### Texte proposé:
++++++++++
Thomas JORION
Photographe

La ligne oubliée

ligne oubliée ou petite ceinture

J’ai « découvert » la petite ceinture en 1997 alors que je cherchais un accès aux catacombes. A peine descendu sur ces voies, je fus aimanté, aspiré par une force irrésistible qui me guidait vers un territoire inconnu et incertain. Craintif mais exalté je m’enfonçais dans un tunnel et découvris une gare oubliée depuis un siècle. L’alignement de pylônes décorés et son quai désert formaient un îlot oublié au cœur de la ville.
Transporté dans un environnement pareil à nul autre, je découvris un Paris alternatif, composé de tunnels et de jardins sauvages. Il y avait là, des sections entières de ville oubliée à explorer. Des zones où le silence n’était interrompu que par l’apparition d’une nature solitaire ou par le frôlement de la ville grouillante et aveugle. Je passais des jours à visiter les gares délaissées, les portions de tunnels pénétrant les entrailles de la terre, les jardins dissimulés. Mes voyages dans le temps et dans l’espace se concentraient le long de cette ligne sans fin. Je fus marqué à jamais par cette expérience et par l’atmosphère de la belle endormie.

Je pensais visiter un espace en sursis, à la disparition imminente, englouti rapidement par la spéculation immobilière galopante. Mais il n’en fut rien. La petite ceinture se trouve toujours au milieu de nombreux intérêts divergents qui la laissent en sommeil. C’est le pire destin que l’on pouvait lui souhaiter. Sans projet d’ensemble elle est morcelée et perd de sa superbe. J’ai décidé de réaliser cette série photographique pour documenter cet espace au futur incertain, sensibiliser les Parisiens à sa protection et sauvegarder un peu du mystère qu’elle renferme.

J’ai photographié la petite ceinture dès 1996. Mais c’est à partir de 2009 en simultané de mon utilisation quasi exclusive de la chambre grand format que j’ai décidé de traiter formellement cette série.
++++++++++
### Exercices à réaliser:
1. Traduisez en anglais, s'il vous plaît, cette phrase du texte sur la petite ceinture : « La petite ceinture se trouve toujours au milieu de nombreux intérêts divergents qui la laissent en sommeil. »
2. Transcrivez, dans le texte sur la petite ceinture, tout ce qui va de « Transporté dans un » jusqu'à « la belle endormie. ».
++++++++++
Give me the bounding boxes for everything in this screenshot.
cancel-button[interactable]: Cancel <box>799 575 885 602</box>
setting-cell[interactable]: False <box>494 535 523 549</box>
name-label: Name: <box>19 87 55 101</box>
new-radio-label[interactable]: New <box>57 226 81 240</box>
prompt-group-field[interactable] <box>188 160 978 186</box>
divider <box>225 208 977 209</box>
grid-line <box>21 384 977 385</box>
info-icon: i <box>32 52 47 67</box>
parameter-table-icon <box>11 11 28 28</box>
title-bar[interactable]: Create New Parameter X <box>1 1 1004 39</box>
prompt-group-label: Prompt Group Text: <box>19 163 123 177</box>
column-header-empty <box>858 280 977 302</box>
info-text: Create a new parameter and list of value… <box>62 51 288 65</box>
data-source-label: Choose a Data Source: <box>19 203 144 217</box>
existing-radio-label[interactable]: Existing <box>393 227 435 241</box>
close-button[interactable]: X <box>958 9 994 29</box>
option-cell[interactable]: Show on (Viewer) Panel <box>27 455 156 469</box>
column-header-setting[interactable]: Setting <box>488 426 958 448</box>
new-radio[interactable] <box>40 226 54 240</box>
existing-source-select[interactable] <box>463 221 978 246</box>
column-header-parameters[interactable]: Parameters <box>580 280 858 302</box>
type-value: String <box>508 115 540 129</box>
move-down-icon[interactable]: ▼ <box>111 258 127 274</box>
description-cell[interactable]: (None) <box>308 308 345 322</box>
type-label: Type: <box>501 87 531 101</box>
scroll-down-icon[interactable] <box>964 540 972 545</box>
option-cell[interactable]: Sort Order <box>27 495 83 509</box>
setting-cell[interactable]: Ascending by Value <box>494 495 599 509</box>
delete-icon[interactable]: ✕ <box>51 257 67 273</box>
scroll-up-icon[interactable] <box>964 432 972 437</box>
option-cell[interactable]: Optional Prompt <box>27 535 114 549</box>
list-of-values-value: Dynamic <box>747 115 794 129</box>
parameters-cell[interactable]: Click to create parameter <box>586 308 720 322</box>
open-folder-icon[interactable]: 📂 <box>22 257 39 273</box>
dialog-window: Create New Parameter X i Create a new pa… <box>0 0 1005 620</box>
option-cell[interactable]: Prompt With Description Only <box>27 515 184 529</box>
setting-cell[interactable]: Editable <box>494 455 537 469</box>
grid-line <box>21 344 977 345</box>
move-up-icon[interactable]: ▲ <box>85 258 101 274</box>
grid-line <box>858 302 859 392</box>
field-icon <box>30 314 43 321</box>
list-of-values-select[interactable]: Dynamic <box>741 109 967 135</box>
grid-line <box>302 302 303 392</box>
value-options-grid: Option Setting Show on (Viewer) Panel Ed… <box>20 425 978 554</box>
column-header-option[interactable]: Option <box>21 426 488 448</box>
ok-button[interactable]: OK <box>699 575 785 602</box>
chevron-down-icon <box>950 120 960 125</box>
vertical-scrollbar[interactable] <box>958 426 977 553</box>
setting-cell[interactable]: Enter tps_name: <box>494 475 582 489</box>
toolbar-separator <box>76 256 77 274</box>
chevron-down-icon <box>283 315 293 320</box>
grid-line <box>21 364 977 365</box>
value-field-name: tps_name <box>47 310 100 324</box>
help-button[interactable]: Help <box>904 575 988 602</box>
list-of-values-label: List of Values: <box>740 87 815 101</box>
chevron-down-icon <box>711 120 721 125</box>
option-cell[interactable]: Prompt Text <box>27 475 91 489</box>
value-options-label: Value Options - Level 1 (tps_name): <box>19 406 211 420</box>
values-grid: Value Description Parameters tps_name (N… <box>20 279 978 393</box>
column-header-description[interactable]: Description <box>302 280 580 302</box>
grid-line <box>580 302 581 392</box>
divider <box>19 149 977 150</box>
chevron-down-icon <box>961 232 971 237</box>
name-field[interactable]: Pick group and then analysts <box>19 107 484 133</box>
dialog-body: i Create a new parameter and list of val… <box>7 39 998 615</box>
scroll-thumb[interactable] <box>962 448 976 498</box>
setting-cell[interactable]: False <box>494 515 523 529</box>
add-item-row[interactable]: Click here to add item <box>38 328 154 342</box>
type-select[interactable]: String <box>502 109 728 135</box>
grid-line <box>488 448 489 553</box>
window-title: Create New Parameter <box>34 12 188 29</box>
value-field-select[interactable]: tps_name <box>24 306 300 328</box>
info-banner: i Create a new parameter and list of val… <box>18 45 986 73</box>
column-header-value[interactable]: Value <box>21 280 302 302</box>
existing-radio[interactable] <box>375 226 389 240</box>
++++++++++
### Corrigé des exercices:
1. The Petite Ceinture still stands amid many conflicting interests that leave it dormant.

2.
Transporté dans un environnement pareil à nul autre, je découvris un Paris alternatif, composé de tunnels et de jardins sauvages. Il y avait là, des sections entières de ville oubliée à explorer. Des zones où le silence n’était interrompu que par l’apparition d’une nature solitaire ou par le frôlement de la ville grouillante et aveugle. Je passais des jours à visiter les gares délaissées, les portions de tunnels pénétrant les entrailles de la terre, les jardins dissimulés. Mes voyages dans le temps et dans l’espace se concentraient le long de cette ligne sans fin. Je fus marqué à jamais par cette expérience et par l’atmosphère de la belle endormie.